(Stored entries)
────────
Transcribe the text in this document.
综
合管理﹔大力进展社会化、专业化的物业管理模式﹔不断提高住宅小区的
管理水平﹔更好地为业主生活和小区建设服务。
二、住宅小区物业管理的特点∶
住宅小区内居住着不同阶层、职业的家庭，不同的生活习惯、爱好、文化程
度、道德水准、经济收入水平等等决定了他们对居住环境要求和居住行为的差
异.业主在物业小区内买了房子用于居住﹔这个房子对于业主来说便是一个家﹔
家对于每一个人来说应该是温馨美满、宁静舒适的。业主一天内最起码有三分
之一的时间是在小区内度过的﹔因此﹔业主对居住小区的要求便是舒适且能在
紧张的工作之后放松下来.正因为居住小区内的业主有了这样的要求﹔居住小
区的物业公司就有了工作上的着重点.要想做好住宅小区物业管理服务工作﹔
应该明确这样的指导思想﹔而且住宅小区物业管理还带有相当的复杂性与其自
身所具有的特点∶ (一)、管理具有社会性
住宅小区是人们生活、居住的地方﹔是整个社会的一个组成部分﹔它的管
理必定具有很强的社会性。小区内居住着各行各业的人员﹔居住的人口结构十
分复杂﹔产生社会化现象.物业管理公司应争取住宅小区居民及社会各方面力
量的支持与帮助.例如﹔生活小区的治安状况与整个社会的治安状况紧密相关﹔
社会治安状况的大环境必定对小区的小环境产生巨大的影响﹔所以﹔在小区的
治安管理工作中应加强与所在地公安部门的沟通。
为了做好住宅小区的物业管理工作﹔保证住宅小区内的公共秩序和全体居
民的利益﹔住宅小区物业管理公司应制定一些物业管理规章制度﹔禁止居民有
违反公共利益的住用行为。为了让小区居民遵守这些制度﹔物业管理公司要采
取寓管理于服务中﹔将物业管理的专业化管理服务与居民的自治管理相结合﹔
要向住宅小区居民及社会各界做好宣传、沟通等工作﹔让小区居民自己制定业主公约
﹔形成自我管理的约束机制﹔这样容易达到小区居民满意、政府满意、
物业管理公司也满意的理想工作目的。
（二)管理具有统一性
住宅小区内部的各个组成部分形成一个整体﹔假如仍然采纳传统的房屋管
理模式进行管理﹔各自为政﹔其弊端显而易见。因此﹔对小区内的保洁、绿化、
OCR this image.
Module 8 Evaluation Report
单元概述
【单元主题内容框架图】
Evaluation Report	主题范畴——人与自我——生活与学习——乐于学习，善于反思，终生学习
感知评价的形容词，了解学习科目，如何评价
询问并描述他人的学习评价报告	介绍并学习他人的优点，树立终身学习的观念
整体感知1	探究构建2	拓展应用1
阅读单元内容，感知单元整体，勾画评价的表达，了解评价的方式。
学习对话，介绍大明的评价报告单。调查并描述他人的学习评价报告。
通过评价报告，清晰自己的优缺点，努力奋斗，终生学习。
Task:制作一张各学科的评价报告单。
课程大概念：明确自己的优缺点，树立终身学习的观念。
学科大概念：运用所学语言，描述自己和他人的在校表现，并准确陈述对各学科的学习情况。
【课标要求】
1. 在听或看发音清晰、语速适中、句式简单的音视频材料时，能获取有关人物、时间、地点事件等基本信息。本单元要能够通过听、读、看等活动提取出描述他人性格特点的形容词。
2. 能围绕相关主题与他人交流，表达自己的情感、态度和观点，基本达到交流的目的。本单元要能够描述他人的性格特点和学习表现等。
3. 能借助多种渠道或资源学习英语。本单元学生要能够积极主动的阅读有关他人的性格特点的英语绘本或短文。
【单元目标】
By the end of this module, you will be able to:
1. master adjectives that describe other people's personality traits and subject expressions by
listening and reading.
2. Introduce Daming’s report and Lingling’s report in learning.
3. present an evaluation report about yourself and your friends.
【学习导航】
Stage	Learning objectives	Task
────────
**Stated task**
Quote the data above in full, changing nothing.

**Expected output**
Transcribe the text in this document.
综
合管理﹔大力进展社会化、专业化的物业管理模式﹔不断提高住宅小区的
管理水平﹔更好地为业主生活和小区建设服务。
二、住宅小区物业管理的特点∶
住宅小区内居住着不同阶层、职业的家庭，不同的生活习惯、爱好、文化程
度、道德水准、经济收入水平等等决定了他们对居住环境要求和居住行为的差
异.业主在物业小区内买了房子用于居住﹔这个房子对于业主来说便是一个家﹔
家对于每一个人来说应该是温馨美满、宁静舒适的。业主一天内最起码有三分
之一的时间是在小区内度过的﹔因此﹔业主对居住小区的要求便是舒适且能在
紧张的工作之后放松下来.正因为居住小区内的业主有了这样的要求﹔居住小
区的物业公司就有了工作上的着重点.要想做好住宅小区物业管理服务工作﹔
应该明确这样的指导思想﹔而且住宅小区物业管理还带有相当的复杂性与其自
身所具有的特点∶ (一)、管理具有社会性
住宅小区是人们生活、居住的地方﹔是整个社会的一个组成部分﹔它的管
理必定具有很强的社会性。小区内居住着各行各业的人员﹔居住的人口结构十
分复杂﹔产生社会化现象.物业管理公司应争取住宅小区居民及社会各方面力
量的支持与帮助.例如﹔生活小区的治安状况与整个社会的治安状况紧密相关﹔
社会治安状况的大环境必定对小区的小环境产生巨大的影响﹔所以﹔在小区的
治安管理工作中应加强与所在地公安部门的沟通。
为了做好住宅小区的物业管理工作﹔保证住宅小区内的公共秩序和全体居
民的利益﹔住宅小区物业管理公司应制定一些物业管理规章制度﹔禁止居民有
违反公共利益的住用行为。为了让小区居民遵守这些制度﹔物业管理公司要采
取寓管理于服务中﹔将物业管理的专业化管理服务与居民的自治管理相结合﹔
要向住宅小区居民及社会各界做好宣传、沟通等工作﹔让小区居民自己制定业主公约
﹔形成自我管理的约束机制﹔这样容易达到小区居民满意、政府满意、
物业管理公司也满意的理想工作目的。
（二)管理具有统一性
住宅小区内部的各个组成部分形成一个整体﹔假如仍然采纳传统的房屋管
理模式进行管理﹔各自为政﹔其弊端显而易见。因此﹔对小区内的保洁、绿化、
OCR this image.
Module 8 Evaluation Report
单元概述
【单元主题内容框架图】
Evaluation Report	主题范畴——人与自我——生活与学习——乐于学习，善于反思，终生学习
感知评价的形容词，了解学习科目，如何评价
询问并描述他人的学习评价报告	介绍并学习他人的优点，树立终身学习的观念
整体感知1	探究构建2	拓展应用1
阅读单元内容，感知单元整体，勾画评价的表达，了解评价的方式。
学习对话，介绍大明的评价报告单。调查并描述他人的学习评价报告。
通过评价报告，清晰自己的优缺点，努力奋斗，终生学习。
Task:制作一张各学科的评价报告单。
课程大概念：明确自己的优缺点，树立终身学习的观念。
学科大概念：运用所学语言，描述自己和他人的在校表现，并准确陈述对各学科的学习情况。
【课标要求】
1. 在听或看发音清晰、语速适中、句式简单的音视频材料时，能获取有关人物、时间、地点事件等基本信息。本单元要能够通过听、读、看等活动提取出描述他人性格特点的形容词。
2. 能围绕相关主题与他人交流，表达自己的情感、态度和观点，基本达到交流的目的。本单元要能够描述他人的性格特点和学习表现等。
3. 能借助多种渠道或资源学习英语。本单元学生要能够积极主动的阅读有关他人的性格特点的英语绘本或短文。
【单元目标】
By the end of this module, you will be able to:
1. master adjectives that describe other people's personality traits and subject expressions by
listening and reading.
2. Introduce Daming’s report and Lingling’s report in learning.
3. present an evaluation report about yourself and your friends.
【学习导航】
Stage	Learning objectives	Task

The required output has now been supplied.